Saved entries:
## Start

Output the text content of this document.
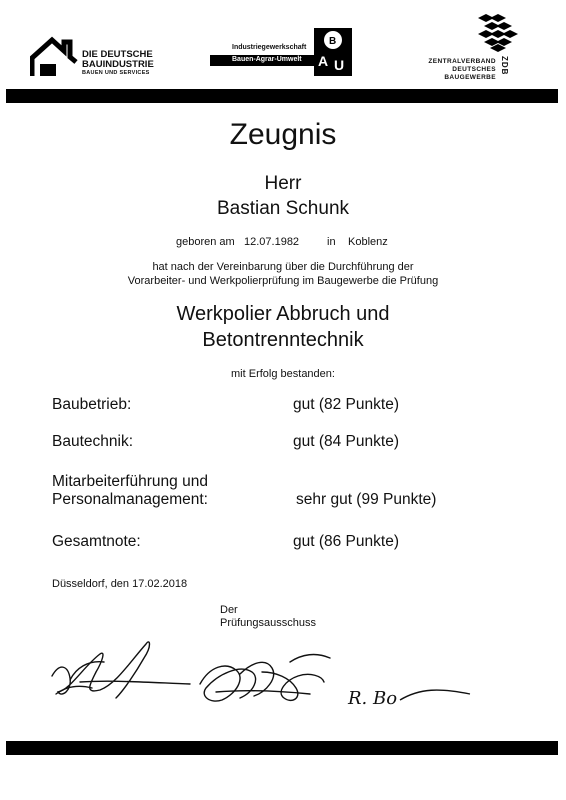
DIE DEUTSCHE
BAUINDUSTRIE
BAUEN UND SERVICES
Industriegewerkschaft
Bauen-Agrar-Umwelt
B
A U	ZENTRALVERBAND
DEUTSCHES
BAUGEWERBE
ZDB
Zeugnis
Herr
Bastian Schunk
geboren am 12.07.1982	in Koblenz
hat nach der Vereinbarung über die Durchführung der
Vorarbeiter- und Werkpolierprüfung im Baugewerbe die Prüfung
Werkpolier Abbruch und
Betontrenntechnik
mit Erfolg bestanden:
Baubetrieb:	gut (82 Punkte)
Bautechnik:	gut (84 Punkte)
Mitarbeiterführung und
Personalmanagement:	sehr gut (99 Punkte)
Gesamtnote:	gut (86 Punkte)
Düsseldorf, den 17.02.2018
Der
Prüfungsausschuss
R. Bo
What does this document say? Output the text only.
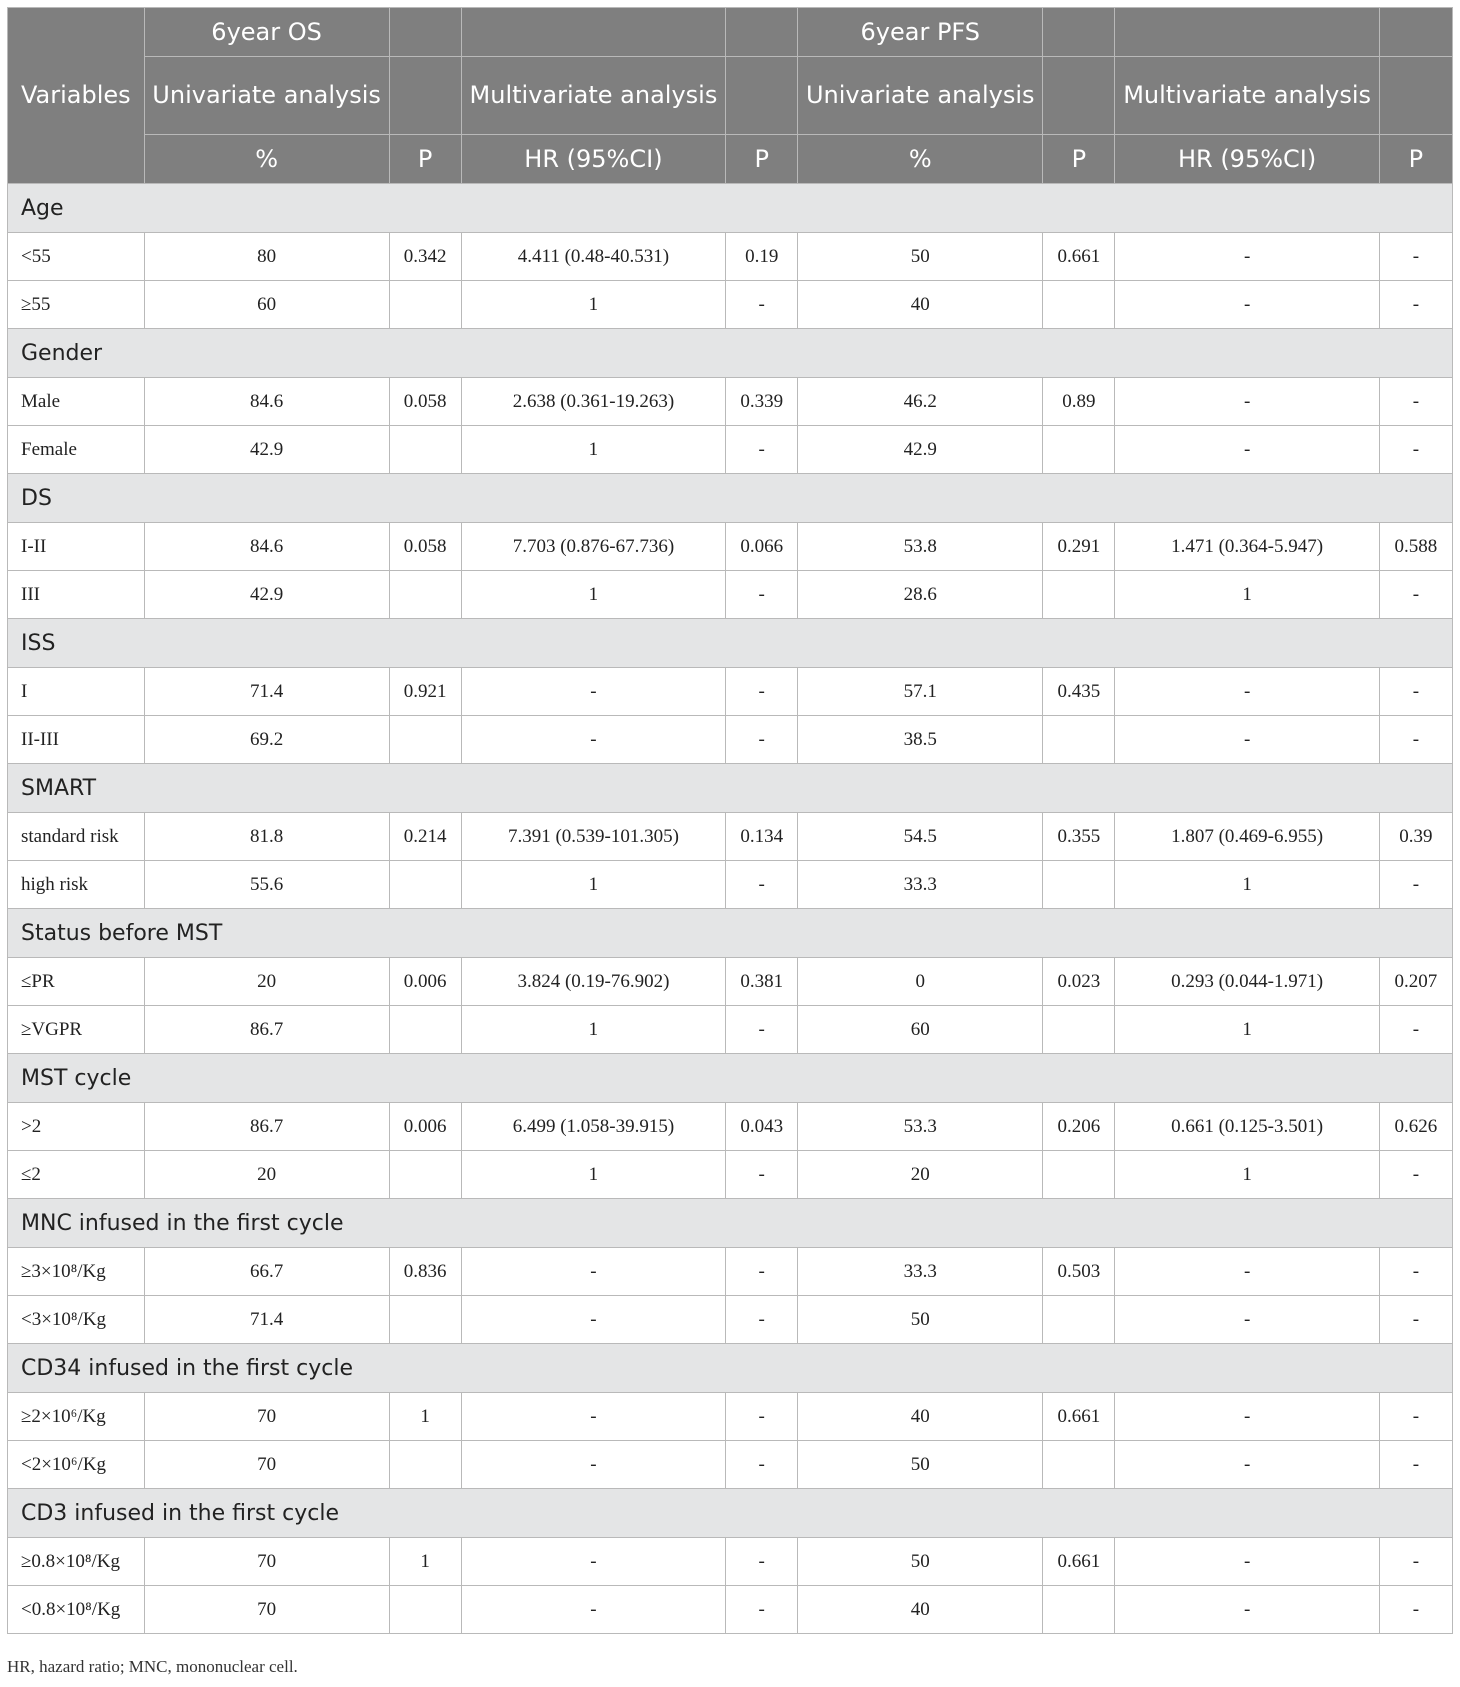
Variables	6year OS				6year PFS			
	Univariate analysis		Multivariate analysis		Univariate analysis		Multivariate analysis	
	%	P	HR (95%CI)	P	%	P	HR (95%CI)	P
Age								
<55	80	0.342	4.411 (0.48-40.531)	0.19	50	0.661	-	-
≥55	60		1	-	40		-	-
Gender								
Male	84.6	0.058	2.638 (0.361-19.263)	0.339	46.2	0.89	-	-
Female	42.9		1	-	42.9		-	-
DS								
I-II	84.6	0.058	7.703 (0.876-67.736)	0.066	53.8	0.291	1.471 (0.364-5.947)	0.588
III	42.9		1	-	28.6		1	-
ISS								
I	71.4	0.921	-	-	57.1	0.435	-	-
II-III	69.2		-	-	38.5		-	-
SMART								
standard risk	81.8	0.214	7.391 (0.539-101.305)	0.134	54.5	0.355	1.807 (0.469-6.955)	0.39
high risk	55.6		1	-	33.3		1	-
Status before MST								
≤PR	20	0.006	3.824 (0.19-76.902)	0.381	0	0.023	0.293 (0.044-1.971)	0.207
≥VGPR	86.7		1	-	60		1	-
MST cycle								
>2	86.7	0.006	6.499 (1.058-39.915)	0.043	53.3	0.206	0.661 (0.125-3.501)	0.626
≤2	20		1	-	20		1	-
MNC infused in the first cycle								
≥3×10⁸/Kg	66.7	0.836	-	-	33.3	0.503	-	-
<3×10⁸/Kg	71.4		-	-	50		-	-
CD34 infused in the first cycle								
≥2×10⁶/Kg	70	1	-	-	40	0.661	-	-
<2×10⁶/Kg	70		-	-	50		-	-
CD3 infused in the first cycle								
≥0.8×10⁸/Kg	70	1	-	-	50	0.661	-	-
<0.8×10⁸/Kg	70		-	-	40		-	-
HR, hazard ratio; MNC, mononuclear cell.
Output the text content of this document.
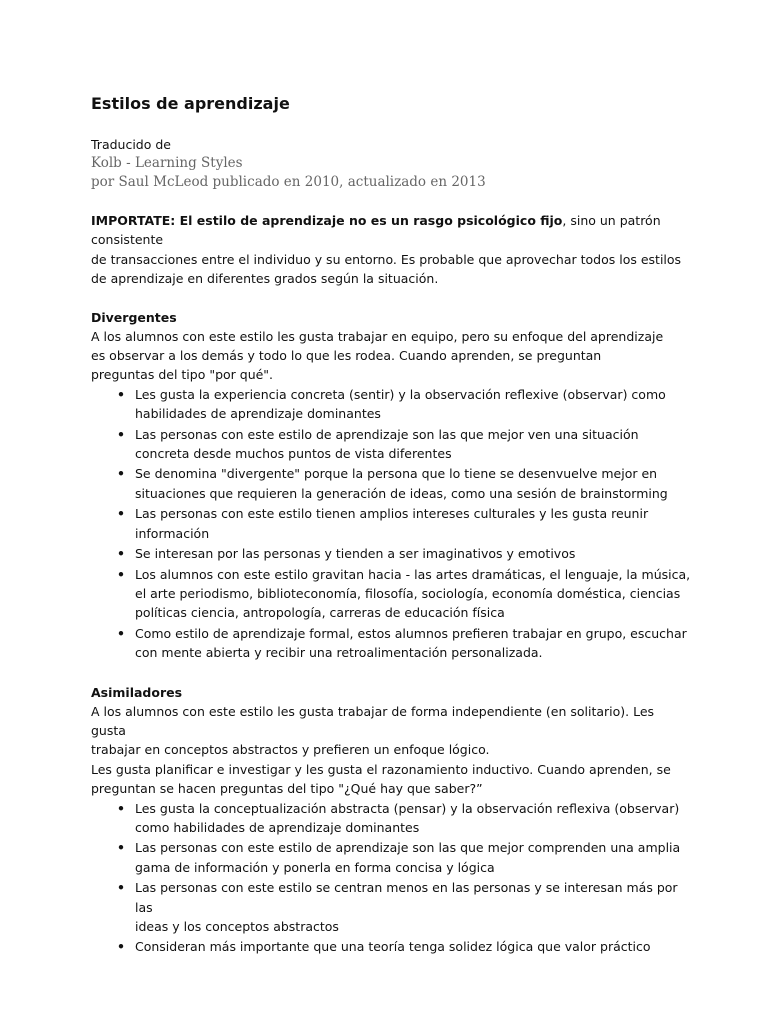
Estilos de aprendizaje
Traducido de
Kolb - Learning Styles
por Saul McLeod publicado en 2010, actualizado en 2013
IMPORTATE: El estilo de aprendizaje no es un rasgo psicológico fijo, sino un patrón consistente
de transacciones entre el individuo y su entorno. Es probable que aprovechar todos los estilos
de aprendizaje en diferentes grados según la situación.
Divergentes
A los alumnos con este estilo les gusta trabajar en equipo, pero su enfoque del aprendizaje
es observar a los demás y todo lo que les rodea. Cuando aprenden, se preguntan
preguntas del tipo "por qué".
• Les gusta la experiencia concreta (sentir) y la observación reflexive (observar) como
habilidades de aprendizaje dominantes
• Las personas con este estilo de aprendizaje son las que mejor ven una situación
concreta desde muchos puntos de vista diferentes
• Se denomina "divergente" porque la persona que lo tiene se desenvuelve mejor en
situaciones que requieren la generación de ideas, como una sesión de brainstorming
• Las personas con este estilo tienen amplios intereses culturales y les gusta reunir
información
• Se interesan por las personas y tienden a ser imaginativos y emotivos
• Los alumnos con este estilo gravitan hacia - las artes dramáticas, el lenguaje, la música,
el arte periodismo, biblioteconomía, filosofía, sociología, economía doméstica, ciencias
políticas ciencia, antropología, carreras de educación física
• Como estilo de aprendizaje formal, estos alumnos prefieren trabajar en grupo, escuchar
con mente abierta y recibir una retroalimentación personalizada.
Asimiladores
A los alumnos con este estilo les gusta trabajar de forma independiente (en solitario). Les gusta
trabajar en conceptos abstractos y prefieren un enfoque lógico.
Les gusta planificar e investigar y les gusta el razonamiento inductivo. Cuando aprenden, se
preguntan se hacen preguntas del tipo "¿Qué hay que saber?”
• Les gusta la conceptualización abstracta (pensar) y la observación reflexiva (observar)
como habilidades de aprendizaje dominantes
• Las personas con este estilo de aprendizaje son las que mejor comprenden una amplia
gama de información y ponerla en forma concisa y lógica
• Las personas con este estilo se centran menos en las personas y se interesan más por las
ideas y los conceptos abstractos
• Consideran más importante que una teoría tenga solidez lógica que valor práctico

## End

Your goal: Copy all lines above containing the string "personas".

Response to this exercise:
• Las personas con este estilo de aprendizaje son las que mejor ven una situación
• Las personas con este estilo tienen amplios intereses culturales y les gusta reunir
• Se interesan por las personas y tienden a ser imaginativos y emotivos
• Las personas con este estilo de aprendizaje son las que mejor comprenden una amplia
• Las personas con este estilo se centran menos en las personas y se interesan más por las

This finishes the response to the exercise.